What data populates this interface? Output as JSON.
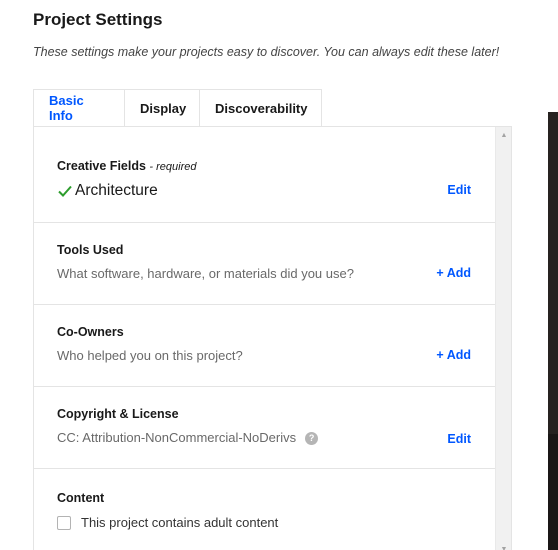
{
  "header": {
    "title": "Project Settings",
    "subtitle": "These settings make your projects easy to discover. You can always edit these later!"
  },
  "tabs": [
    {
      "label": "Basic Info",
      "active": true
    },
    {
      "label": "Display",
      "active": false
    },
    {
      "label": "Discoverability",
      "active": false
    }
  ],
  "sections": {
    "creative_fields": {
      "label": "Creative Fields",
      "required_note": "- required",
      "value": "Architecture",
      "action": "Edit"
    },
    "tools_used": {
      "label": "Tools Used",
      "description": "What software, hardware, or materials did you use?",
      "action": "+ Add"
    },
    "co_owners": {
      "label": "Co-Owners",
      "description": "Who helped you on this project?",
      "action": "+ Add"
    },
    "copyright": {
      "label": "Copyright & License",
      "description": "CC: Attribution-NonCommercial-NoDerivs",
      "info_icon": "?",
      "action": "Edit"
    },
    "content": {
      "label": "Content",
      "checkbox_label": "This project contains adult content",
      "checked": false
    }
  },
  "colors": {
    "accent": "#0057ff",
    "check": "#2d9d2d",
    "border": "#e4e4e4"
  }
}
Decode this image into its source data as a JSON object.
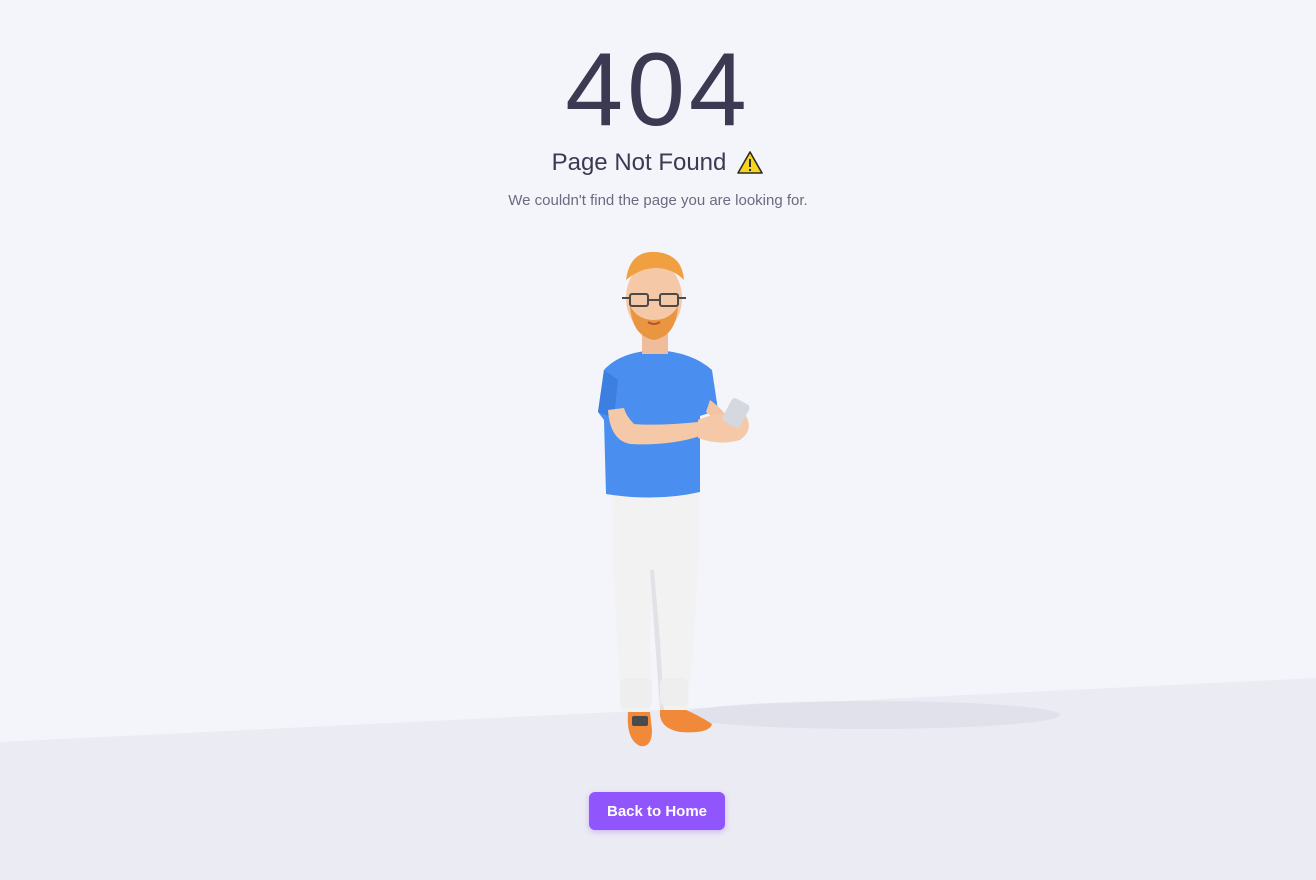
{
  "error": {
    "code": "404",
    "title": "Page Not Found",
    "message": "We couldn't find the page you are looking for."
  },
  "actions": {
    "back_home_label": "Back to Home"
  },
  "icons": {
    "title_icon": "warning-icon",
    "illustration": "person-holding-phone-illustration"
  },
  "colors": {
    "background": "#f4f5fa",
    "floor": "#ebebf3",
    "heading": "#3b3a52",
    "text_muted": "#6b6a80",
    "primary": "#9155fd"
  }
}
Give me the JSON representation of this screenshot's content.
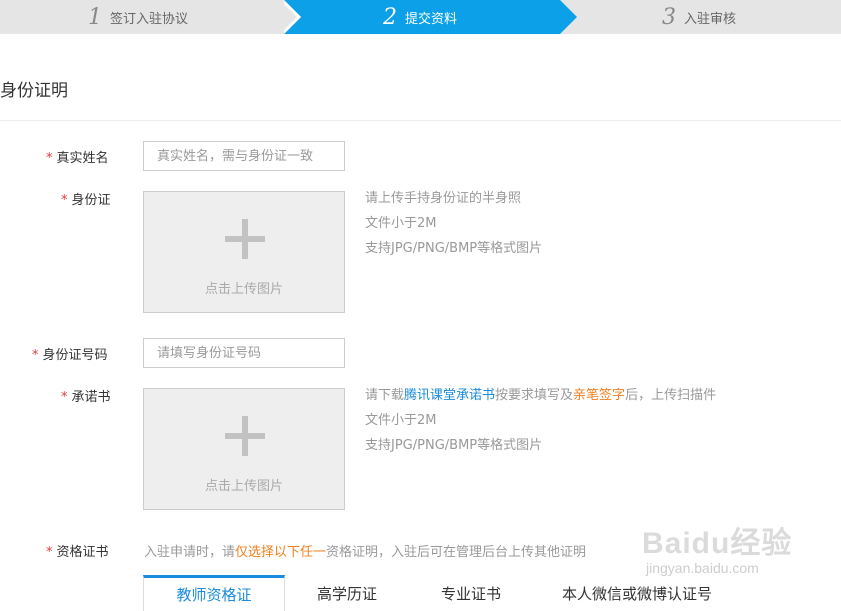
{
  "steps": [
    {
      "num": "1",
      "label": "签订入驻协议"
    },
    {
      "num": "2",
      "label": "提交资料"
    },
    {
      "num": "3",
      "label": "入驻审核"
    }
  ],
  "colors": {
    "accent": "#1a8cdb",
    "step_active": "#0ba0e8",
    "required": "#e4393c",
    "highlight": "#f08020"
  },
  "section_title": "身份证明",
  "required_mark": "*",
  "fields": {
    "real_name": {
      "label": "真实姓名",
      "placeholder": "真实姓名，需与身份证一致"
    },
    "id_card": {
      "label": "身份证",
      "upload_text": "点击上传图片",
      "hints": [
        "请上传手持身份证的半身照",
        "文件小于2M",
        "支持JPG/PNG/BMP等格式图片"
      ]
    },
    "id_number": {
      "label": "身份证号码",
      "placeholder": "请填写身份证号码"
    },
    "commitment": {
      "label": "承诺书",
      "upload_text": "点击上传图片",
      "hint_parts": [
        "请下载",
        "腾讯课堂承诺书",
        "按要求填写及",
        "亲笔签字",
        "后，上传扫描件"
      ],
      "hints": [
        "文件小于2M",
        "支持JPG/PNG/BMP等格式图片"
      ]
    },
    "qualification": {
      "label": "资格证书",
      "hint_parts": [
        "入驻申请时，请",
        "仅选择以下任一",
        "资格证明，入驻后可在管理后台上传其他证明"
      ],
      "tabs": [
        "教师资格证",
        "高学历证",
        "专业证书",
        "本人微信或微博认证号"
      ],
      "active_tab": 0
    }
  },
  "watermark": {
    "logo": "Baidu经验",
    "url": "jingyan.baidu.com"
  }
}
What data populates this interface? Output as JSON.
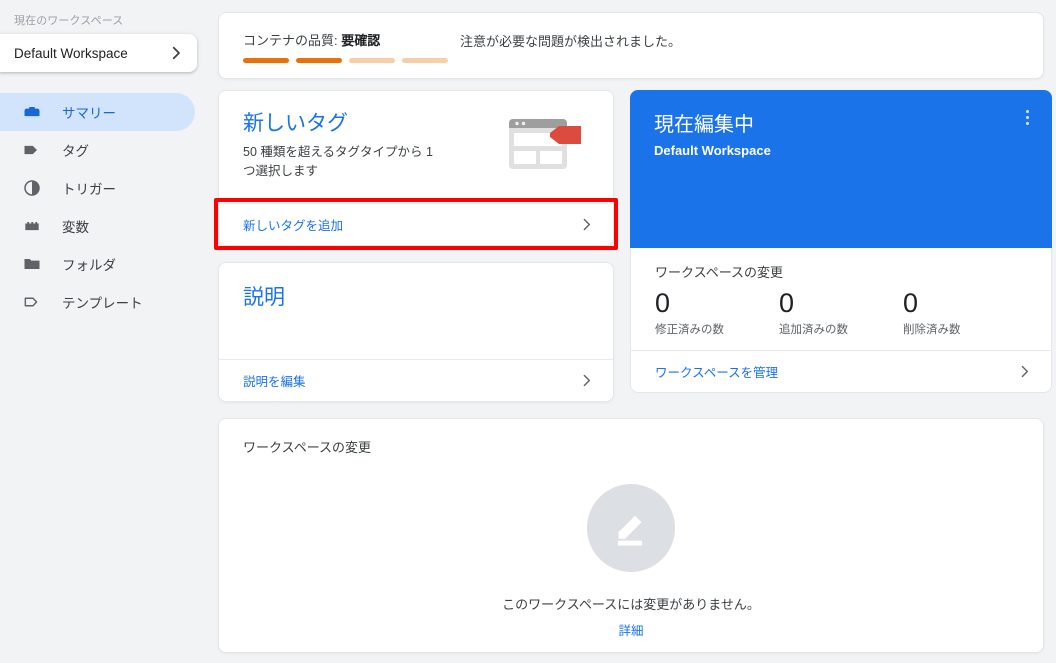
{
  "sidebar": {
    "workspace_label": "現在のワークスペース",
    "workspace_name": "Default Workspace",
    "items": [
      {
        "label": "サマリー",
        "icon": "container-icon",
        "active": true
      },
      {
        "label": "タグ",
        "icon": "tag-icon",
        "active": false
      },
      {
        "label": "トリガー",
        "icon": "trigger-icon",
        "active": false
      },
      {
        "label": "変数",
        "icon": "variable-icon",
        "active": false
      },
      {
        "label": "フォルダ",
        "icon": "folder-icon",
        "active": false
      },
      {
        "label": "テンプレート",
        "icon": "template-icon",
        "active": false
      }
    ]
  },
  "quality": {
    "title_prefix": "コンテナの品質: ",
    "title_status": "要確認",
    "message": "注意が必要な問題が検出されました。",
    "bars": [
      "#e8710a",
      "#e8710a",
      "#f6cfa6",
      "#f6cfa6"
    ]
  },
  "new_tag_card": {
    "title": "新しいタグ",
    "subtitle": "50 種類を超えるタグタイプから 1 つ選択します",
    "action_label": "新しいタグを追加",
    "illustration": "browser-tag-illustration",
    "highlighted": true,
    "highlight_color": "#ff0000"
  },
  "description_card": {
    "title": "説明",
    "action_label": "説明を編集"
  },
  "workspace_card": {
    "title": "現在編集中",
    "subtitle": "Default Workspace",
    "accent_color": "#1a73e8",
    "menu_icon": "more-vert-icon"
  },
  "workspace_changes": {
    "title": "ワークスペースの変更",
    "stats": [
      {
        "value": "0",
        "caption": "修正済みの数"
      },
      {
        "value": "0",
        "caption": "追加済みの数"
      },
      {
        "value": "0",
        "caption": "削除済み数"
      }
    ],
    "action_label": "ワークスペースを管理"
  },
  "changes_panel": {
    "title": "ワークスペースの変更",
    "empty_icon": "edit-pencil-icon",
    "empty_message": "このワークスペースには変更がありません。",
    "empty_link": "詳細"
  }
}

=-=-=-=-=

◆ The task:
The entries above are to be returned exactly, without their pictures.

◆ Correct output:
What data populates this interface? Output as JSON.
{
  "header": {
    "title": "Project Settings",
    "subtitle": "These settings make your projects easy to discover. You can always edit these later!"
  },
  "tabs": [
    {
      "label": "Basic Info",
      "active": true
    },
    {
      "label": "Display",
      "active": false
    },
    {
      "label": "Discoverability",
      "active": false
    }
  ],
  "sections": {
    "creative_fields": {
      "label": "Creative Fields",
      "required_note": "- required",
      "value": "Architecture",
      "action": "Edit"
    },
    "tools_used": {
      "label": "Tools Used",
      "description": "What software, hardware, or materials did you use?",
      "action": "+ Add"
    },
    "co_owners": {
      "label": "Co-Owners",
      "description": "Who helped you on this project?",
      "action": "+ Add"
    },
    "copyright": {
      "label": "Copyright & License",
      "description": "CC: Attribution-NonCommercial-NoDerivs",
      "info_icon": "?",
      "action": "Edit"
    },
    "content": {
      "label": "Content",
      "checkbox_label": "This project contains adult content",
      "checked": false
    }
  },
  "colors": {
    "accent": "#0057ff",
    "check": "#2d9d2d",
    "border": "#e4e4e4"
  }
}
Decode this image into its source data as a JSON object.
{
  "error": {
    "code": "404",
    "title": "Page Not Found",
    "message": "We couldn't find the page you are looking for."
  },
  "actions": {
    "back_home_label": "Back to Home"
  },
  "icons": {
    "title_icon": "warning-icon",
    "illustration": "person-holding-phone-illustration"
  },
  "colors": {
    "background": "#f4f5fa",
    "floor": "#ebebf3",
    "heading": "#3b3a52",
    "text_muted": "#6b6a80",
    "primary": "#9155fd"
  }
}
Give me the JSON representation of this screenshot's content.
{
  "steps": [
    {
      "num": "1",
      "label": "签订入驻协议"
    },
    {
      "num": "2",
      "label": "提交资料"
    },
    {
      "num": "3",
      "label": "入驻审核"
    }
  ],
  "colors": {
    "accent": "#1a8cdb",
    "step_active": "#0ba0e8",
    "required": "#e4393c",
    "highlight": "#f08020"
  },
  "section_title": "身份证明",
  "required_mark": "*",
  "fields": {
    "real_name": {
      "label": "真实姓名",
      "placeholder": "真实姓名，需与身份证一致"
    },
    "id_card": {
      "label": "身份证",
      "upload_text": "点击上传图片",
      "hints": [
        "请上传手持身份证的半身照",
        "文件小于2M",
        "支持JPG/PNG/BMP等格式图片"
      ]
    },
    "id_number": {
      "label": "身份证号码",
      "placeholder": "请填写身份证号码"
    },
    "commitment": {
      "label": "承诺书",
      "upload_text": "点击上传图片",
      "hint_parts": [
        "请下载",
        "腾讯课堂承诺书",
        "按要求填写及",
        "亲笔签字",
        "后，上传扫描件"
      ],
      "hints": [
        "文件小于2M",
        "支持JPG/PNG/BMP等格式图片"
      ]
    },
    "qualification": {
      "label": "资格证书",
      "hint_parts": [
        "入驻申请时，请",
        "仅选择以下任一",
        "资格证明，入驻后可在管理后台上传其他证明"
      ],
      "tabs": [
        "教师资格证",
        "高学历证",
        "专业证书",
        "本人微信或微博认证号"
      ],
      "active_tab": 0
    }
  },
  "watermark": {
    "logo": "Baidu经验",
    "url": "jingyan.baidu.com"
  }
}
What data populates this interface? Output as JSON.
{
  "sidebar": {
    "workspace_label": "現在のワークスペース",
    "workspace_name": "Default Workspace",
    "items": [
      {
        "label": "サマリー",
        "icon": "container-icon",
        "active": true
      },
      {
        "label": "タグ",
        "icon": "tag-icon",
        "active": false
      },
      {
        "label": "トリガー",
        "icon": "trigger-icon",
        "active": false
      },
      {
        "label": "変数",
        "icon": "variable-icon",
        "active": false
      },
      {
        "label": "フォルダ",
        "icon": "folder-icon",
        "active": false
      },
      {
        "label": "テンプレート",
        "icon": "template-icon",
        "active": false
      }
    ]
  },
  "quality": {
    "title_prefix": "コンテナの品質: ",
    "title_status": "要確認",
    "message": "注意が必要な問題が検出されました。",
    "bars": [
      "#e8710a",
      "#e8710a",
      "#f6cfa6",
      "#f6cfa6"
    ]
  },
  "new_tag_card": {
    "title": "新しいタグ",
    "subtitle": "50 種類を超えるタグタイプから 1 つ選択します",
    "action_label": "新しいタグを追加",
    "illustration": "browser-tag-illustration",
    "highlighted": true,
    "highlight_color": "#ff0000"
  },
  "description_card": {
    "title": "説明",
    "action_label": "説明を編集"
  },
  "workspace_card": {
    "title": "現在編集中",
    "subtitle": "Default Workspace",
    "accent_color": "#1a73e8",
    "menu_icon": "more-vert-icon"
  },
  "workspace_changes": {
    "title": "ワークスペースの変更",
    "stats": [
      {
        "value": "0",
        "caption": "修正済みの数"
      },
      {
        "value": "0",
        "caption": "追加済みの数"
      },
      {
        "value": "0",
        "caption": "削除済み数"
      }
    ],
    "action_label": "ワークスペースを管理"
  },
  "changes_panel": {
    "title": "ワークスペースの変更",
    "empty_icon": "edit-pencil-icon",
    "empty_message": "このワークスペースには変更がありません。",
    "empty_link": "詳細"
  }
}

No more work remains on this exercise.